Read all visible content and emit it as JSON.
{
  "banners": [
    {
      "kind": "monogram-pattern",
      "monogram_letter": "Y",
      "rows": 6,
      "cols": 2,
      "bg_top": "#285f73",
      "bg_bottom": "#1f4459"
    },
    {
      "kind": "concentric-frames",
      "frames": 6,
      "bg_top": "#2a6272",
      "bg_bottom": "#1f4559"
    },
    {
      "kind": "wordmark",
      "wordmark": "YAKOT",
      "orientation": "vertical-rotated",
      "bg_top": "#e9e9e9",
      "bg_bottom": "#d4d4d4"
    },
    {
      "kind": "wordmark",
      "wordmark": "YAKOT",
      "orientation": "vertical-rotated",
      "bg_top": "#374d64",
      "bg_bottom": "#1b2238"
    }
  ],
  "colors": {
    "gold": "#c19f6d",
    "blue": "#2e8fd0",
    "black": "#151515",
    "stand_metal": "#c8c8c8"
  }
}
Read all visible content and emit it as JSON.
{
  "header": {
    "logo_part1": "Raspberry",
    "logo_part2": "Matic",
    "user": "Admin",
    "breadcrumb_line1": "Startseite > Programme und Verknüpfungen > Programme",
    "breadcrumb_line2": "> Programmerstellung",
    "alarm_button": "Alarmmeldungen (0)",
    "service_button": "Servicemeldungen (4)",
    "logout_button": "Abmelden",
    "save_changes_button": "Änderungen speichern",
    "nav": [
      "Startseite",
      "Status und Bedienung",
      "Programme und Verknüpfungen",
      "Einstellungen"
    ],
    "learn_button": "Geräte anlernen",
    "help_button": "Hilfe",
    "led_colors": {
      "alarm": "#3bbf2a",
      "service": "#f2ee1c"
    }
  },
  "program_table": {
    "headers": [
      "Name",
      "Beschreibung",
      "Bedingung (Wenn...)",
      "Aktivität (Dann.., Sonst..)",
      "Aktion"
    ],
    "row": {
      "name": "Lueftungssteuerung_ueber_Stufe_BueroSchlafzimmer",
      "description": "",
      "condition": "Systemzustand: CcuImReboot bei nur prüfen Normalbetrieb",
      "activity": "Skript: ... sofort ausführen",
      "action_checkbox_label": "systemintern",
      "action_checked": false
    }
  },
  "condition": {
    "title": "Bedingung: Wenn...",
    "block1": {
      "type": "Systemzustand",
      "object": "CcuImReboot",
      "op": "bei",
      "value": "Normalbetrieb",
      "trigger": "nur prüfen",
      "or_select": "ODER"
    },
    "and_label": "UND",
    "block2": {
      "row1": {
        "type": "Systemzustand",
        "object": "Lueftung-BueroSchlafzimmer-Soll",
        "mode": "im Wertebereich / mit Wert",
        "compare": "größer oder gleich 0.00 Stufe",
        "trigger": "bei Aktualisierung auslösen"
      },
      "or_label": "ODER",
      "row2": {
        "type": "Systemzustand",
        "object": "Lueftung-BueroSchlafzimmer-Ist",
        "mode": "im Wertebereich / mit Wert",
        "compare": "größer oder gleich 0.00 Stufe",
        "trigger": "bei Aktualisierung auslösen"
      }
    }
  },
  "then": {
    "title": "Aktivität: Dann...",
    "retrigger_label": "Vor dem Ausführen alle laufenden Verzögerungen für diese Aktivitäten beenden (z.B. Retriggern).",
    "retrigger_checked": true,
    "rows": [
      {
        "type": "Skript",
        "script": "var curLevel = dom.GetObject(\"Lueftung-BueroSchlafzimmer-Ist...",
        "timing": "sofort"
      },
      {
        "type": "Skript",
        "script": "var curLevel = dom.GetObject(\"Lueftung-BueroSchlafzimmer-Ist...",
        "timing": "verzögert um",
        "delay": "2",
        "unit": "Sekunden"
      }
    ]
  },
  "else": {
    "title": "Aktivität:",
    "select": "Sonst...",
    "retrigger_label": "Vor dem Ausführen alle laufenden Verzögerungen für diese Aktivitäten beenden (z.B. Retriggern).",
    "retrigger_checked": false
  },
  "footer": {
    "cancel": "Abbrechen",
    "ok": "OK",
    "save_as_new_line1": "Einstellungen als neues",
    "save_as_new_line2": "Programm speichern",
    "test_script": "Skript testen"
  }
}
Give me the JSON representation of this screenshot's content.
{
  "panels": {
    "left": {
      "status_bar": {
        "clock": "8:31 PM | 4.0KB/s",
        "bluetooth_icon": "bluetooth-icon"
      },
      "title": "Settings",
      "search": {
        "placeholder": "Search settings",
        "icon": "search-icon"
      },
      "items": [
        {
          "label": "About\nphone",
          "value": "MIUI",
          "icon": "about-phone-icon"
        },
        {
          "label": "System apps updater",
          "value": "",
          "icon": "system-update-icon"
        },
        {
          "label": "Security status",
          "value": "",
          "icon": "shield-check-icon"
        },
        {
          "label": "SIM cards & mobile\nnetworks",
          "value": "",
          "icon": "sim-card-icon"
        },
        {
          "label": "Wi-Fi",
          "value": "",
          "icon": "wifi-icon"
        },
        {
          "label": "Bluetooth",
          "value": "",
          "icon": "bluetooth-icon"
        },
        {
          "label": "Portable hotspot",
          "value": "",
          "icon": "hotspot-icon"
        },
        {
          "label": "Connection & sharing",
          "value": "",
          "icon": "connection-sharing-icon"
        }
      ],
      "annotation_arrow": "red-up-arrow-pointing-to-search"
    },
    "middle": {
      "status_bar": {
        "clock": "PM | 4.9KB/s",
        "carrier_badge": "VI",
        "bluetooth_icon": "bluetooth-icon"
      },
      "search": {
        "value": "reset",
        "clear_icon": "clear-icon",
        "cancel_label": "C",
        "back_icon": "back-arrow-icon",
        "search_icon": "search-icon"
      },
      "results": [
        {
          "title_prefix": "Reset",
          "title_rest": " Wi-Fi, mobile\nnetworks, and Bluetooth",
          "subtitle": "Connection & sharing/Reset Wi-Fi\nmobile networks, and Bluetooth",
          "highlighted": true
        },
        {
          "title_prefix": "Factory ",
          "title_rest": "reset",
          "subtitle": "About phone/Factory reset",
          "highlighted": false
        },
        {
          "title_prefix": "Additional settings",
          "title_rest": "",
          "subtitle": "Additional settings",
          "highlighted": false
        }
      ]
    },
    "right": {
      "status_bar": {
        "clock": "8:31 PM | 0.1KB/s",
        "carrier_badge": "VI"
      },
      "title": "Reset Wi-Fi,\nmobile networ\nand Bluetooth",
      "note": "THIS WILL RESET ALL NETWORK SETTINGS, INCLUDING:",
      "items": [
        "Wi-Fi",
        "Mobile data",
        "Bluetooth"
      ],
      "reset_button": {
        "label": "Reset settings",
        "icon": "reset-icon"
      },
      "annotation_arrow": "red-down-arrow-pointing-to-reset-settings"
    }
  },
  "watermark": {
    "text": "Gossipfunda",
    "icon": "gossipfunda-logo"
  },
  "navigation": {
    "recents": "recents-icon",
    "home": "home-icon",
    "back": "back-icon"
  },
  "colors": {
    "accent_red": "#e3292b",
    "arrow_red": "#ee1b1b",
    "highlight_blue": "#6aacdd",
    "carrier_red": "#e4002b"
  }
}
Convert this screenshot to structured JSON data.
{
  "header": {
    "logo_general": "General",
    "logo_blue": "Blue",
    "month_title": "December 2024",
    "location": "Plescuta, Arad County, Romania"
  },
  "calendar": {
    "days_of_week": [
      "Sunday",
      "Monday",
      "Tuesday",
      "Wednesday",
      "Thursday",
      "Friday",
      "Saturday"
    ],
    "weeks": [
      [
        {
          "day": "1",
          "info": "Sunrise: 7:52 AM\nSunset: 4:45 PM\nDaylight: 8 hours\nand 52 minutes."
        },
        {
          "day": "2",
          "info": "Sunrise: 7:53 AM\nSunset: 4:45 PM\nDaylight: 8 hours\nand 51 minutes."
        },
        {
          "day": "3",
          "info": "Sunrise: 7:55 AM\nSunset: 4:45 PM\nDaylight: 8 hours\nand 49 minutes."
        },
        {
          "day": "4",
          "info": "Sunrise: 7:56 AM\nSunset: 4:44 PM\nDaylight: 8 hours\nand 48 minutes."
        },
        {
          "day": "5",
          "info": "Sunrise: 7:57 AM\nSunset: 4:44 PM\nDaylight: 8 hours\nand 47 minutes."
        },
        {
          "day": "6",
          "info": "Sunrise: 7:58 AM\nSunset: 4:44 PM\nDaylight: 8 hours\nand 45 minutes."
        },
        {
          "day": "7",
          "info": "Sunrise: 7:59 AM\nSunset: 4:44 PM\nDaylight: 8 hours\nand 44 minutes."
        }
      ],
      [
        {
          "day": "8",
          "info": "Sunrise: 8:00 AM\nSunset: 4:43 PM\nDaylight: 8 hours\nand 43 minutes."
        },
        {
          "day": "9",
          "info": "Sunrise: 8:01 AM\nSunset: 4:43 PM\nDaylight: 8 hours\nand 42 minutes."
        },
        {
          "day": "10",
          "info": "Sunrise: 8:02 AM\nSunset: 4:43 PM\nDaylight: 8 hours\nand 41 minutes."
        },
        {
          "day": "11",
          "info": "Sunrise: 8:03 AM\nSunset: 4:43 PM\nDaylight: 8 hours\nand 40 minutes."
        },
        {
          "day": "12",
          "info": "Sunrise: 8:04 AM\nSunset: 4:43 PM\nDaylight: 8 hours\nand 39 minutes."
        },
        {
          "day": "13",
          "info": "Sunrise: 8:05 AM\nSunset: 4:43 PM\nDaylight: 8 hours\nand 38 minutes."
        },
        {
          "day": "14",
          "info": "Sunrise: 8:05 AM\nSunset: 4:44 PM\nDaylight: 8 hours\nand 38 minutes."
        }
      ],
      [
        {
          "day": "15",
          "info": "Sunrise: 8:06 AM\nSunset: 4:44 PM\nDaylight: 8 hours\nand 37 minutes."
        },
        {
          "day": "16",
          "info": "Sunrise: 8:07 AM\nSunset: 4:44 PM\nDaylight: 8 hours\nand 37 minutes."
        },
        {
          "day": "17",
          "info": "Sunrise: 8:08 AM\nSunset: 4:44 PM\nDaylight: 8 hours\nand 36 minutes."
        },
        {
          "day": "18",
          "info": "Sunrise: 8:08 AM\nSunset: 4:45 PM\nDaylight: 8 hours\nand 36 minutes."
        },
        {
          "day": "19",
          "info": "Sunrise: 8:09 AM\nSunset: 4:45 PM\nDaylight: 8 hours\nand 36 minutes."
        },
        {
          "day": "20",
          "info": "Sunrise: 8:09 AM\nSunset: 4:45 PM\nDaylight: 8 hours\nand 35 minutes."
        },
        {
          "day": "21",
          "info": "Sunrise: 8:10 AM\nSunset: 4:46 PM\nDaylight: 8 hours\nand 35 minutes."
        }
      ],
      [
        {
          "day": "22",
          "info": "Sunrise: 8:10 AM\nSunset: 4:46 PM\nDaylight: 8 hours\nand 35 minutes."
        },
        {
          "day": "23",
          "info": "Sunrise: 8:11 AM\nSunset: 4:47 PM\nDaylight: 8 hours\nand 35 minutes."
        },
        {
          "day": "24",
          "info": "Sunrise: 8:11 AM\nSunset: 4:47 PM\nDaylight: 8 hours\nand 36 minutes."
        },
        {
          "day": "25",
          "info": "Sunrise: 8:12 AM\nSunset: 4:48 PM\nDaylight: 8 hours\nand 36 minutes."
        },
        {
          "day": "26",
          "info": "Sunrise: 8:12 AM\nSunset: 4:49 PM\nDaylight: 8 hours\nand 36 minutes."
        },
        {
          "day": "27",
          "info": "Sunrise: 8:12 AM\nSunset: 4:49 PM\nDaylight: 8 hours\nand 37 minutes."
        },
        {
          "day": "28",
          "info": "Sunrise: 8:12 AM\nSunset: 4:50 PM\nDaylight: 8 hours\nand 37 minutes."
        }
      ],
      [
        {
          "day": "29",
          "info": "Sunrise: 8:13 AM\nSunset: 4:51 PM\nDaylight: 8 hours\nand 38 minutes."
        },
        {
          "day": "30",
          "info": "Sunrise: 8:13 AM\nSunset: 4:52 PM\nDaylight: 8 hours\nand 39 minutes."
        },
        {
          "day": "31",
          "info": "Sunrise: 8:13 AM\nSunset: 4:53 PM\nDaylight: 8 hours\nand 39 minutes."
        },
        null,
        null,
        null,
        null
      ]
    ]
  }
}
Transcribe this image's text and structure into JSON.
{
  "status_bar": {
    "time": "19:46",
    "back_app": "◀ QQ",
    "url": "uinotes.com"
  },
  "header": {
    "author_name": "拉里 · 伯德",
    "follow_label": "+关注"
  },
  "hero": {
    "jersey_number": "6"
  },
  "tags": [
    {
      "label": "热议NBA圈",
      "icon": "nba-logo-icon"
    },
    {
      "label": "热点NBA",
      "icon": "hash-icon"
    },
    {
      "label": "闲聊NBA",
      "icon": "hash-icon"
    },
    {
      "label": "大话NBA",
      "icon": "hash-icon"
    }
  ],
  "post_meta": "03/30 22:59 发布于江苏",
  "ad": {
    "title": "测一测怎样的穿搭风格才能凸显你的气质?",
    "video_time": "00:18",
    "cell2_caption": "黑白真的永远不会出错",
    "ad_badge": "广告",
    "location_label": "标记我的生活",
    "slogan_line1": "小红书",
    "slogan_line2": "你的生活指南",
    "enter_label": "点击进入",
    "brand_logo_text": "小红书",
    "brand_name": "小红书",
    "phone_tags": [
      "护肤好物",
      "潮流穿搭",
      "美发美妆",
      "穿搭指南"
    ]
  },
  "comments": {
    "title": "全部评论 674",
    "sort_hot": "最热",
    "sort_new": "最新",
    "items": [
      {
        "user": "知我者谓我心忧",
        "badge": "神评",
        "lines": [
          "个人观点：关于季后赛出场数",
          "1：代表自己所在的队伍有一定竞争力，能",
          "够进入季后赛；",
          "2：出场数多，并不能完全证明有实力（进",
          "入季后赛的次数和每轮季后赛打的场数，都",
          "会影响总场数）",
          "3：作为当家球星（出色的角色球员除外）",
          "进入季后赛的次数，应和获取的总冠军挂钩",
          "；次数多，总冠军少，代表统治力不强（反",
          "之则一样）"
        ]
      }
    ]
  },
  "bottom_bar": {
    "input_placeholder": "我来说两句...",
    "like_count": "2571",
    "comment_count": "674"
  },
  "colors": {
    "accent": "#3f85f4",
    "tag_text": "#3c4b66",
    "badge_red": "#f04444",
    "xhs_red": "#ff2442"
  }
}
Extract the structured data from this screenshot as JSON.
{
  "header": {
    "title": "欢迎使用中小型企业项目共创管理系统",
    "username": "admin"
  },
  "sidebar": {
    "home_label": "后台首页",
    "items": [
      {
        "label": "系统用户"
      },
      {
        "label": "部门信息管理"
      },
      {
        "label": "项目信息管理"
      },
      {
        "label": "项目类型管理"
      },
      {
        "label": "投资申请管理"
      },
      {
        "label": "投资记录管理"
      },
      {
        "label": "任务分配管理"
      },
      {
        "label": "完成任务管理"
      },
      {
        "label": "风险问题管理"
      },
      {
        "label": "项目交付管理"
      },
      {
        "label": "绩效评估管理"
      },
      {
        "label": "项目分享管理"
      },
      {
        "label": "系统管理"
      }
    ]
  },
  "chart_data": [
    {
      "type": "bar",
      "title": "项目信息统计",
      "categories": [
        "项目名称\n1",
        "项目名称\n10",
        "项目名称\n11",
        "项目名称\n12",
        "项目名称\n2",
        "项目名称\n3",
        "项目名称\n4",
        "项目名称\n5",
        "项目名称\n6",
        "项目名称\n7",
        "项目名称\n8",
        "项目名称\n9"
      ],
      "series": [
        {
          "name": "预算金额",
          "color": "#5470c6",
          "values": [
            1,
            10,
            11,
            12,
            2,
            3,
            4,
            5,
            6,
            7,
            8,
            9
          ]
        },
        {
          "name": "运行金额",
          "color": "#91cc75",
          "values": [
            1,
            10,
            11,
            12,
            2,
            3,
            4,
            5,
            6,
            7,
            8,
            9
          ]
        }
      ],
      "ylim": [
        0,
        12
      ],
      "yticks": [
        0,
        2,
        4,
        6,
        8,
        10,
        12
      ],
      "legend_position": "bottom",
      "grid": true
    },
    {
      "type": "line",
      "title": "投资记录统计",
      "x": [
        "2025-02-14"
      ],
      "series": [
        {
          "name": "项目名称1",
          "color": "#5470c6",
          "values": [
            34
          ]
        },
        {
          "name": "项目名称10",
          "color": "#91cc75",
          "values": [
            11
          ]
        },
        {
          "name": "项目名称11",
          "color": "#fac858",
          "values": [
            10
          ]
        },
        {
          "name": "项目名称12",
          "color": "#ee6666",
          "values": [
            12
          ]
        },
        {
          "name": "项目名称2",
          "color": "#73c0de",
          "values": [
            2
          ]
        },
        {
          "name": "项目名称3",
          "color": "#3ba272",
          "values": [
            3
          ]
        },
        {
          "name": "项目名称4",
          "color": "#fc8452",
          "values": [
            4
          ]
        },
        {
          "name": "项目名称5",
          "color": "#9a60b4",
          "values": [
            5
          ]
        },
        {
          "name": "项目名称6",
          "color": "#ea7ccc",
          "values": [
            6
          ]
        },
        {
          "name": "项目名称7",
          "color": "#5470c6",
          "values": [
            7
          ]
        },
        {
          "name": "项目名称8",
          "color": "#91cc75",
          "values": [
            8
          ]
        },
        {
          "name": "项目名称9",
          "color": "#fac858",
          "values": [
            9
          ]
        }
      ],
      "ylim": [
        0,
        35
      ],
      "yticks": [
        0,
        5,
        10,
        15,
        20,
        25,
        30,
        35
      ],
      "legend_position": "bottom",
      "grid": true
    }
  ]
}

====================

- _WHAT IS NEEDED_
Report the number of lines above containing the word "Einstellungen", with no other text.

- _EXERCISE RESPONSE_
2